**EXERCISE GOAL:**
Repeat the material verbatim and drop the pictures.

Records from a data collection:
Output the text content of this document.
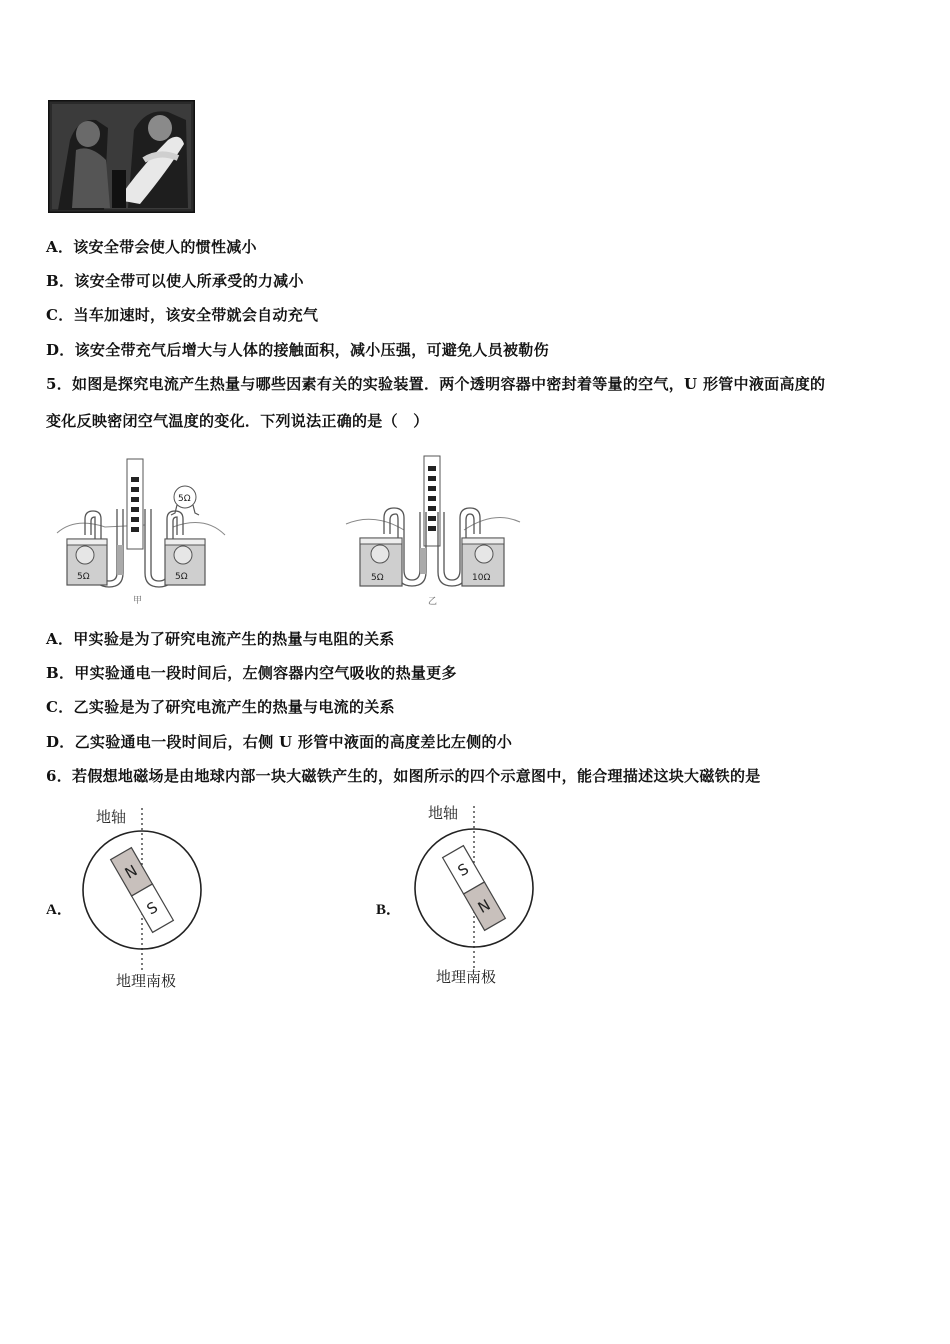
A．该安全带会使人的惯性减小
B．该安全带可以使人所承受的力减小
C．当车加速时，该安全带就会自动充气
D．该安全带充气后增大与人体的接触面积，减小压强，可避免人员被勒伤
5．如图是探究电流产生热量与哪些因素有关的实验装置．两个透明容器中密封着等量的空气，U 形管中液面高度的
变化反映密闭空气温度的变化．下列说法正确的是（　）
5Ω
5Ω	5Ω
甲
5Ω	10Ω
乙
A．甲实验是为了研究电流产生的热量与电阻的关系
B．甲实验通电一段时间后，左侧容器内空气吸收的热量更多
C．乙实验是为了研究电流产生的热量与电流的关系
D．乙实验通电一段时间后，右侧 U 形管中液面的高度差比左侧的小
6．若假想地磁场是由地球内部一块大磁铁产生的，如图所示的四个示意图中，能合理描述这块大磁铁的是
A．
地轴
N
S
地理南极
B．
地轴
S
N
地理南极
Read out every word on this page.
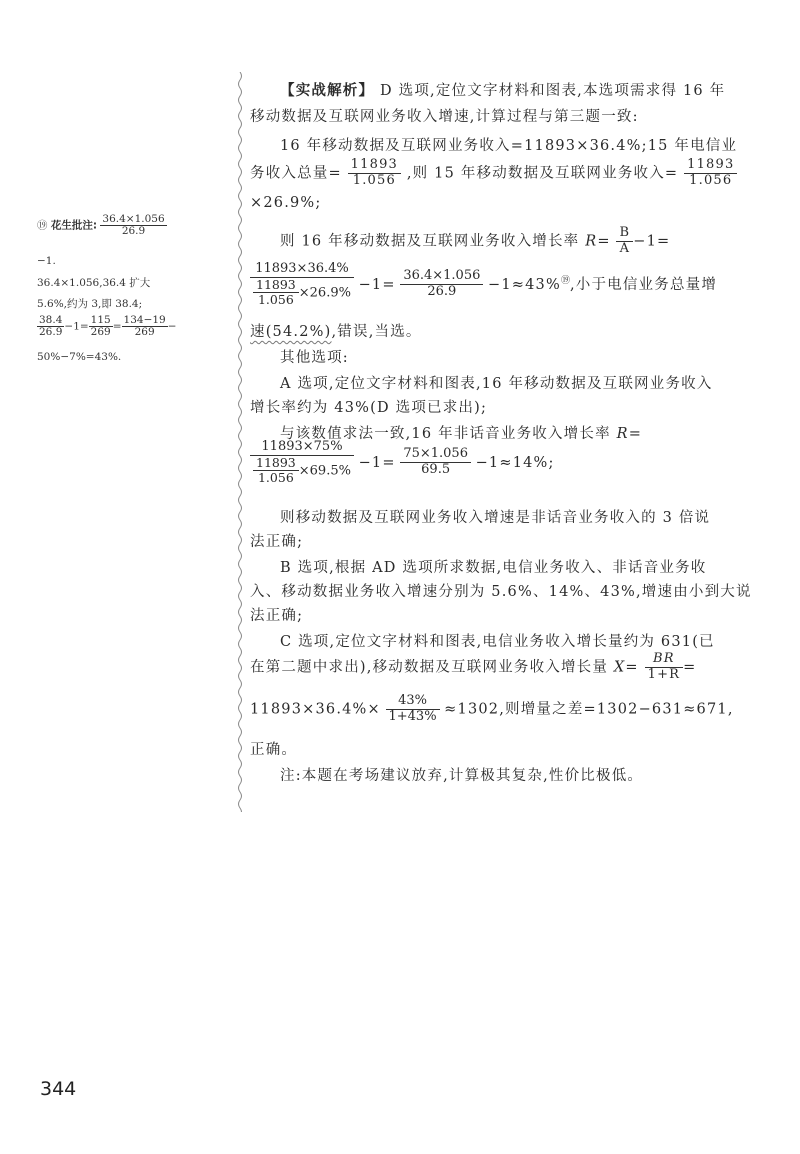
⑲ 花生批注: $\frac{36.4\times 1.056}{26.9}$
−1.
36.4×1.056,36.4 扩大
5.6%,约为 3,即 38.4;
$\frac{38.4}{26.9} -1= \frac{115}{269} = \frac{134-19}{269}$ −
50%−7%=43%.
【实战解析】 D 选项,定位文字材料和图表,本选项需求得 16 年
移动数据及互联网业务收入增速,计算过程与第三题一致:
16 年移动数据及互联网业务收入=11893×36.4%;15 年电信业
务收入总量= $\frac{11893}{1.056}$ ,则 15 年移动数据及互联网业务收入= $\frac{11893}{1.056}$
×26.9%;
则 16 年移动数据及互联网业务收入增长率 $R= \frac{B}{A} -1=$
$\frac{11893\times 36.4\%}{\frac{11893}{1.056} \times 26.9\%} -1= \frac{36.4\times 1.056}{26.9} -1\approx 43\%^⑲$,小于电信业务总量增
速(54.2%),错误,当选。
其他选项:
A 选项,定位文字材料和图表,16 年移动数据及互联网业务收入
增长率约为 43%(D 选项已求出);
与该数值求法一致,16 年非话音业务收入增长率 R=
$\frac{11893\times 75\%}{\frac{11893}{1.056} \times 69.5\%} -1= \frac{75\times 1.056}{69.5} -1\approx 14\%$;
则移动数据及互联网业务收入增速是非话音业务收入的 3 倍说
法正确;
B 选项,根据 AD 选项所求数据,电信业务收入、非话音业务收
入、移动数据业务收入增速分别为 5.6%、14%、43%,增速由小到大说
法正确;
C 选项,定位文字材料和图表,电信业务收入增长量约为 631(已
在第二题中求出),移动数据及互联网业务收入增长量 $X= \frac{BR}{1+R}$ =
$11893\times 36.4\%\times \frac{43\%}{1+43\%} \approx 1302$,则增量之差=1302−631≈671,
正确。
注:本题在考场建议放弃,计算极其复杂,性价比极低。
344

**COMPLETED EXERCISE:**
Output the text content of this document.
A．该安全带会使人的惯性减小
B．该安全带可以使人所承受的力减小
C．当车加速时，该安全带就会自动充气
D．该安全带充气后增大与人体的接触面积，减小压强，可避免人员被勒伤
5．如图是探究电流产生热量与哪些因素有关的实验装置．两个透明容器中密封着等量的空气，U 形管中液面高度的
变化反映密闭空气温度的变化．下列说法正确的是（　）
5Ω
5Ω	5Ω
甲
5Ω	10Ω
乙
A．甲实验是为了研究电流产生的热量与电阻的关系
B．甲实验通电一段时间后，左侧容器内空气吸收的热量更多
C．乙实验是为了研究电流产生的热量与电流的关系
D．乙实验通电一段时间后，右侧 U 形管中液面的高度差比左侧的小
6．若假想地磁场是由地球内部一块大磁铁产生的，如图所示的四个示意图中，能合理描述这块大磁铁的是
A．
地轴
N
S
地理南极
B．
地轴
S
N
地理南极
Read out every word on this page.
⑲ 花生批注: $\frac{36.4\times 1.056}{26.9}$
−1.
36.4×1.056,36.4 扩大
5.6%,约为 3,即 38.4;
$\frac{38.4}{26.9} -1= \frac{115}{269} = \frac{134-19}{269}$ −
50%−7%=43%.
【实战解析】 D 选项,定位文字材料和图表,本选项需求得 16 年
移动数据及互联网业务收入增速,计算过程与第三题一致:
16 年移动数据及互联网业务收入=11893×36.4%;15 年电信业
务收入总量= $\frac{11893}{1.056}$ ,则 15 年移动数据及互联网业务收入= $\frac{11893}{1.056}$
×26.9%;
则 16 年移动数据及互联网业务收入增长率 $R= \frac{B}{A} -1=$
$\frac{11893\times 36.4\%}{\frac{11893}{1.056} \times 26.9\%} -1= \frac{36.4\times 1.056}{26.9} -1\approx 43\%^⑲$,小于电信业务总量增
速(54.2%),错误,当选。
其他选项:
A 选项,定位文字材料和图表,16 年移动数据及互联网业务收入
增长率约为 43%(D 选项已求出);
与该数值求法一致,16 年非话音业务收入增长率 R=
$\frac{11893\times 75\%}{\frac{11893}{1.056} \times 69.5\%} -1= \frac{75\times 1.056}{69.5} -1\approx 14\%$;
则移动数据及互联网业务收入增速是非话音业务收入的 3 倍说
法正确;
B 选项,根据 AD 选项所求数据,电信业务收入、非话音业务收
入、移动数据业务收入增速分别为 5.6%、14%、43%,增速由小到大说
法正确;
C 选项,定位文字材料和图表,电信业务收入增长量约为 631(已
在第二题中求出),移动数据及互联网业务收入增长量 $X= \frac{BR}{1+R}$ =
$11893\times 36.4\%\times \frac{43\%}{1+43\%} \approx 1302$,则增量之差=1302−631≈671,
正确。
注:本题在考场建议放弃,计算极其复杂,性价比极低。
344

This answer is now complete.